● Work instructions
In the following material, identify every line holding the string "screenshot" and return it.

● Material shown
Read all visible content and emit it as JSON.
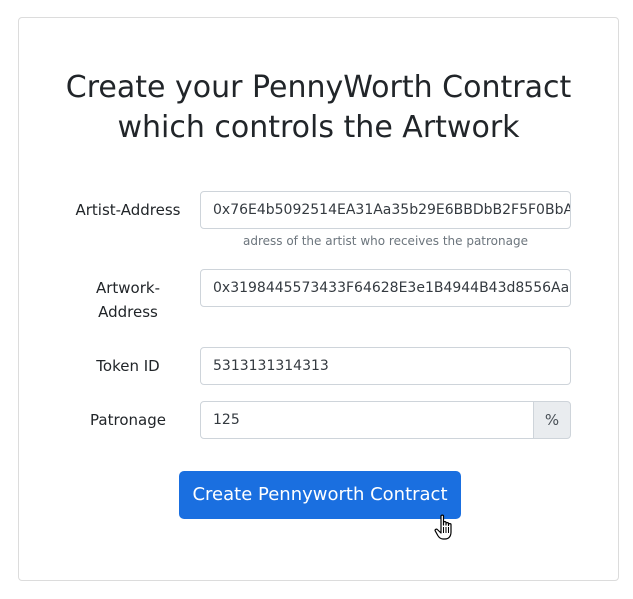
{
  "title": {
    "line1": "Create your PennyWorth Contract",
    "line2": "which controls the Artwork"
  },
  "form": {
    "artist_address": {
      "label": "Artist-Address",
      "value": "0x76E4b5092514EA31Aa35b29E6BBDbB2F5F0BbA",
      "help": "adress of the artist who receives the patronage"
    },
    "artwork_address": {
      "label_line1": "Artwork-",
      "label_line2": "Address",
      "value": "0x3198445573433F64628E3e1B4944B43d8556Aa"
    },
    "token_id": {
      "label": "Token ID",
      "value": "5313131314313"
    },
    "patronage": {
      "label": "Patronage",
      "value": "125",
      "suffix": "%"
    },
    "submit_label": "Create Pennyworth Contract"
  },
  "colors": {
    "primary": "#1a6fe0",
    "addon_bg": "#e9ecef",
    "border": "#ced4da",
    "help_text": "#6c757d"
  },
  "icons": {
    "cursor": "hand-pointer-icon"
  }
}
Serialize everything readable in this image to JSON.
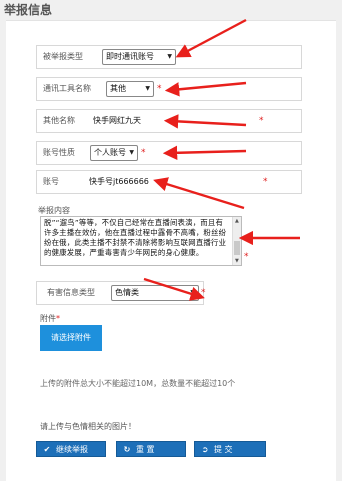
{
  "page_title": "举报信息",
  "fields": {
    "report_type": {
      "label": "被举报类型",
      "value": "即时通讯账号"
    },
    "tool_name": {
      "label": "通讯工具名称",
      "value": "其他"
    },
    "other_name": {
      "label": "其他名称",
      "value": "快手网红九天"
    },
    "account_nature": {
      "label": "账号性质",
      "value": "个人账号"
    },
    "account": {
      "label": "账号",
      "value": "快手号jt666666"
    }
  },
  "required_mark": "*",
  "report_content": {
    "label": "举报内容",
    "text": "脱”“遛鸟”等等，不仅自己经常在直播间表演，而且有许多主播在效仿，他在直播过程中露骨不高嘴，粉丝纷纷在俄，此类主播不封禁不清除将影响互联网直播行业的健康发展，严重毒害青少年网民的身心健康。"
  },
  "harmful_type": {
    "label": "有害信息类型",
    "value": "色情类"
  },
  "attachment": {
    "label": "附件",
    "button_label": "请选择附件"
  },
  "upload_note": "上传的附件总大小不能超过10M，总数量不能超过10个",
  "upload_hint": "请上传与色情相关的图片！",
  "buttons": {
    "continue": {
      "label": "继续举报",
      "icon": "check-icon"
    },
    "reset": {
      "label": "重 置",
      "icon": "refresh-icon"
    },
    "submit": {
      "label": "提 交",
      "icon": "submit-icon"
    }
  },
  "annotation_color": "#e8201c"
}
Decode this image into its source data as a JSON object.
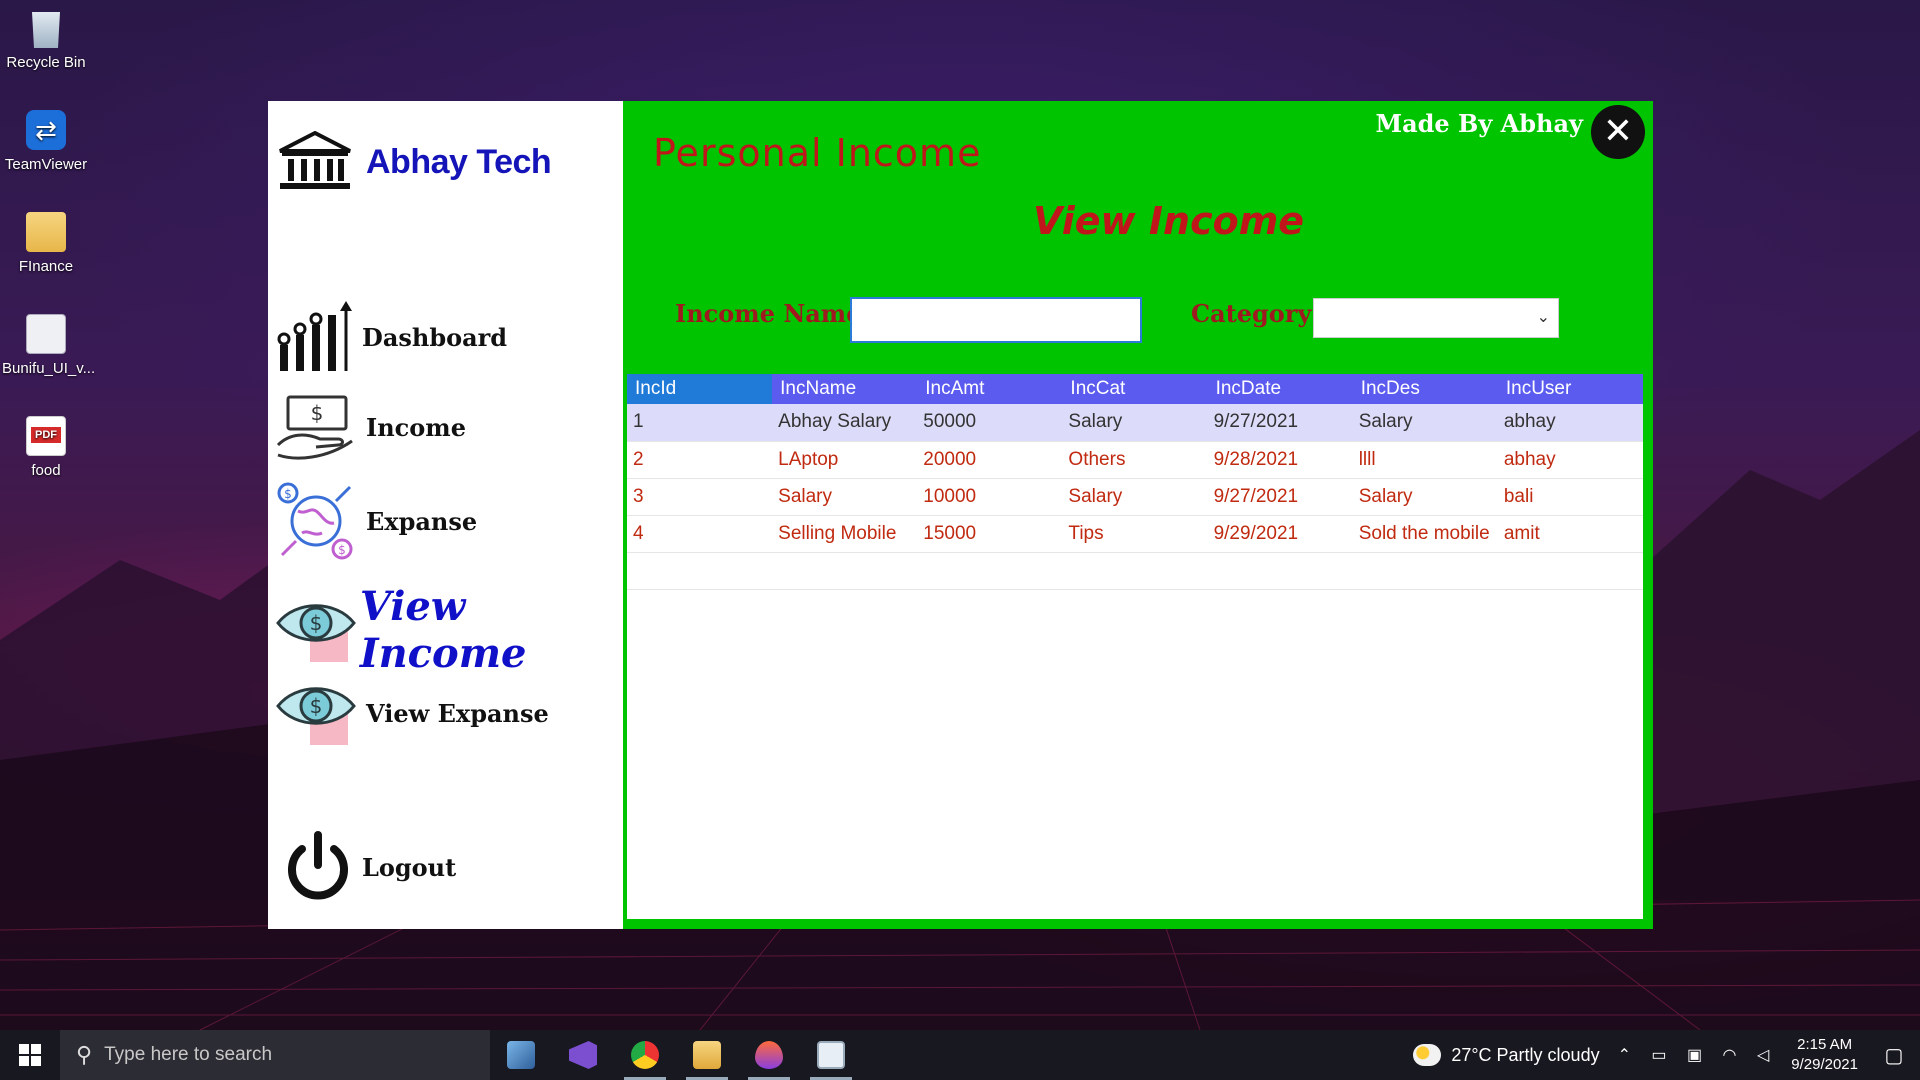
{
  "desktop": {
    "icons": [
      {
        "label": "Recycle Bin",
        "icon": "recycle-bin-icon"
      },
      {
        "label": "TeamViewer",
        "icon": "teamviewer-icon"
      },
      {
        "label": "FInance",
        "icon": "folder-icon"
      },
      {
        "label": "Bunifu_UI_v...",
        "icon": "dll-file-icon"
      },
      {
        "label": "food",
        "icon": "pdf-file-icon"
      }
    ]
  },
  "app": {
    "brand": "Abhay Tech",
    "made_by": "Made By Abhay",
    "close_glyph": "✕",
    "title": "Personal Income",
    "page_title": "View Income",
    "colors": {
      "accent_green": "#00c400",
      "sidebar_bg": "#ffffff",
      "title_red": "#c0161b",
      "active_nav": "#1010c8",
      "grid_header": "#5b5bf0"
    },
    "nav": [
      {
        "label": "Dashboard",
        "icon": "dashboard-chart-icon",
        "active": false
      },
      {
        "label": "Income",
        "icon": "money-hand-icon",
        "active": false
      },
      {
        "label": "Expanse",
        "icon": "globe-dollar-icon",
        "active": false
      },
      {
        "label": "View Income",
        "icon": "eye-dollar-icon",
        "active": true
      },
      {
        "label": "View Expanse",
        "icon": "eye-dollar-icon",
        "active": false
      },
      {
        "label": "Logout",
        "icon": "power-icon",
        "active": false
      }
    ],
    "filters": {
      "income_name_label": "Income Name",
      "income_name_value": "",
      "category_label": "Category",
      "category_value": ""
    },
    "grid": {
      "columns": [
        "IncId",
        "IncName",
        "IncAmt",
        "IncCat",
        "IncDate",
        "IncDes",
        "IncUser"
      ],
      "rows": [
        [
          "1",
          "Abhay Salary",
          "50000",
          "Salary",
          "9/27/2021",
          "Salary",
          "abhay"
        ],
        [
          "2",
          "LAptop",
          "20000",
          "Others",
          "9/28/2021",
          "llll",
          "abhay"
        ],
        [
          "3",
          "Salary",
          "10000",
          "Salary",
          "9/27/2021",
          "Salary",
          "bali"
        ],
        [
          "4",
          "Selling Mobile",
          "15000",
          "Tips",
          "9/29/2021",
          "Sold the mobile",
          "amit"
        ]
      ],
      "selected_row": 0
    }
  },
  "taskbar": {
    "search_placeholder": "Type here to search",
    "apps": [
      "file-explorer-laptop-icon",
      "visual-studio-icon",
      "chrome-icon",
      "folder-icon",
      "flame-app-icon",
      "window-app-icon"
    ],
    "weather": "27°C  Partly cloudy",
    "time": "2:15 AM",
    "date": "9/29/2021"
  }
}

==

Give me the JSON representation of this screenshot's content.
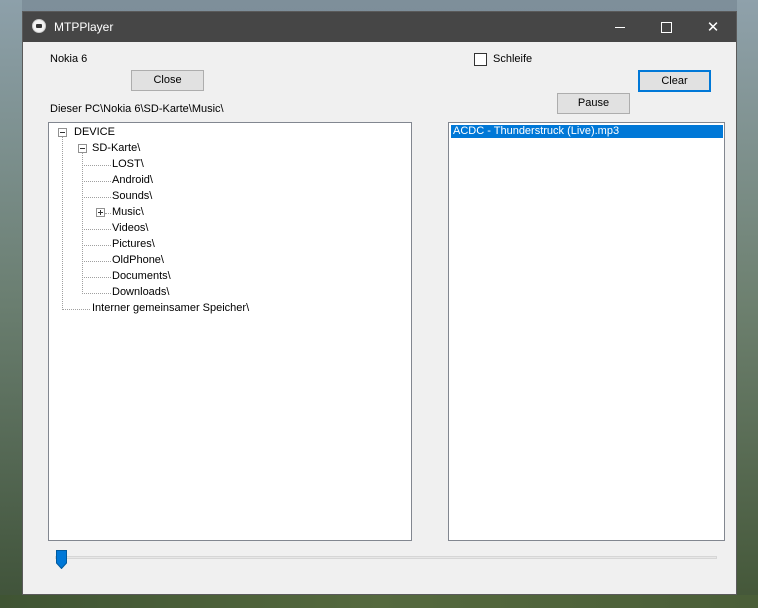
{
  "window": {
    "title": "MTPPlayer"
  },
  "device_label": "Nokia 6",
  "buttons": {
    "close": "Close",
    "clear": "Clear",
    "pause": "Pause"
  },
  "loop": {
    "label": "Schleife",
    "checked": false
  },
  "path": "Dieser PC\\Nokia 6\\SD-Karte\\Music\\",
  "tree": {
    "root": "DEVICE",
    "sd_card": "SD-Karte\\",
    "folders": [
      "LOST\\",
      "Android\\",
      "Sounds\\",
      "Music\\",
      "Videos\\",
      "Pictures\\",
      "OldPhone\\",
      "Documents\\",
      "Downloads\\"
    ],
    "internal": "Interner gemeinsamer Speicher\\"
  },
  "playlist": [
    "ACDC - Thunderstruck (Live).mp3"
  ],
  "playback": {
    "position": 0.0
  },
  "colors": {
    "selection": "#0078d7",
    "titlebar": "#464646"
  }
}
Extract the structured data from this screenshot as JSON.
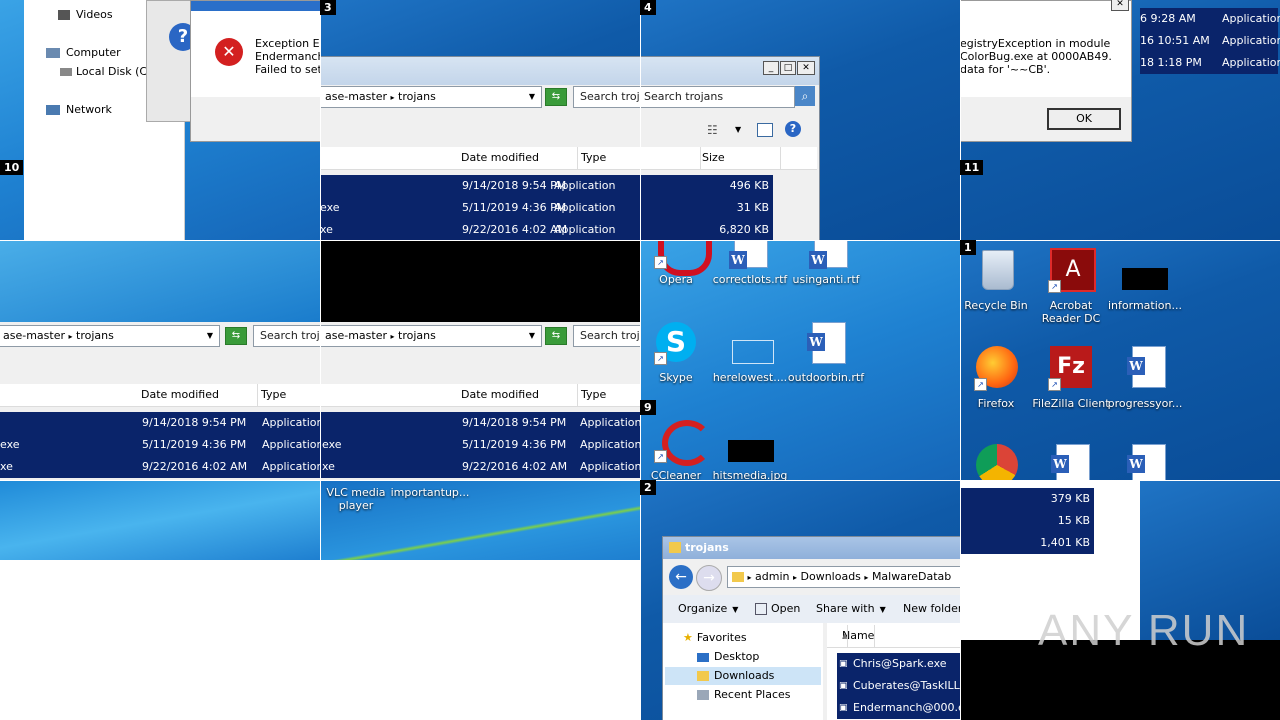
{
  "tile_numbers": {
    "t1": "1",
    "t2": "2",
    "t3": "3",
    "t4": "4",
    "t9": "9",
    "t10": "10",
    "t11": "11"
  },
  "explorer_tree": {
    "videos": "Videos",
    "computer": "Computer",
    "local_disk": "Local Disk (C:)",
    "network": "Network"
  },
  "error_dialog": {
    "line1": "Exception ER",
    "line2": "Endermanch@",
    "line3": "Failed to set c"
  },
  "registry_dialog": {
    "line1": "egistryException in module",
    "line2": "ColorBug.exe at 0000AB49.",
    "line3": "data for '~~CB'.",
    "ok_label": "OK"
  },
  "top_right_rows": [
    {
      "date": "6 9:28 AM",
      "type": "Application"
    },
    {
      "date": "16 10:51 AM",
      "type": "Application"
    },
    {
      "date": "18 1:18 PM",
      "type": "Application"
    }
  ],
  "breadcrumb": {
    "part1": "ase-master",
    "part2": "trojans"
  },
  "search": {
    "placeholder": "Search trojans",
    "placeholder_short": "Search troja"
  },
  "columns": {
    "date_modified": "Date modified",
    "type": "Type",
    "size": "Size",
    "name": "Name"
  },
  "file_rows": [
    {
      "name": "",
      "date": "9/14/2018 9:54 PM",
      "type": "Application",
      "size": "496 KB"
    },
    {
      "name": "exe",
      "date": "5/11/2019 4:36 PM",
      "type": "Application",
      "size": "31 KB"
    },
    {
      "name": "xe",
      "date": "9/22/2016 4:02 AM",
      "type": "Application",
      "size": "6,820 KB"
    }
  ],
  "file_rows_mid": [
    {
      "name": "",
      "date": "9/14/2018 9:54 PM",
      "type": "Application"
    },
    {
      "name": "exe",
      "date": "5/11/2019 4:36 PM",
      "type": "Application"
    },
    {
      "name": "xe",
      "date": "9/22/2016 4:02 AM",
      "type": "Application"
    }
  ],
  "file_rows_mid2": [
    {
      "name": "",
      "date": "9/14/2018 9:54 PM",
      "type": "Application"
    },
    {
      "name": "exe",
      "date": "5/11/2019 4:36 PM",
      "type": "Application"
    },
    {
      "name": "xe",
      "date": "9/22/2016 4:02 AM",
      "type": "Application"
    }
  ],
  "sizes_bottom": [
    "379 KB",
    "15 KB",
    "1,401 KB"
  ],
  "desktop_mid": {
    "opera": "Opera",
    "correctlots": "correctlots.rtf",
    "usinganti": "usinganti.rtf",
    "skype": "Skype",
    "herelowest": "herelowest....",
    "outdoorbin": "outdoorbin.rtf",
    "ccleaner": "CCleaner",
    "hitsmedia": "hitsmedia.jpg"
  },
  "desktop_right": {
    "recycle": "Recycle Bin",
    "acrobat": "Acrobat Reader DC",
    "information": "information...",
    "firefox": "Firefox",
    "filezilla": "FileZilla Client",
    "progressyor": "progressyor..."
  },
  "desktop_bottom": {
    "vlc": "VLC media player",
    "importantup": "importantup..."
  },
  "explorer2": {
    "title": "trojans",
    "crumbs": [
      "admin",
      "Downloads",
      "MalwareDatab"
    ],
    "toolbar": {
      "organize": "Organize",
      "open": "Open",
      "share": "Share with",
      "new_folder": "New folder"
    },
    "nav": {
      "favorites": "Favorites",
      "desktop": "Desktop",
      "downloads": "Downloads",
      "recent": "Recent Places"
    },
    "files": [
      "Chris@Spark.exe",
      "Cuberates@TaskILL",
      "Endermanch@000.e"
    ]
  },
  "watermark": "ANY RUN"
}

● Exercise result
Give me the JSON representation of this screenshot's content.
Extract the structured data from this screenshot as JSON.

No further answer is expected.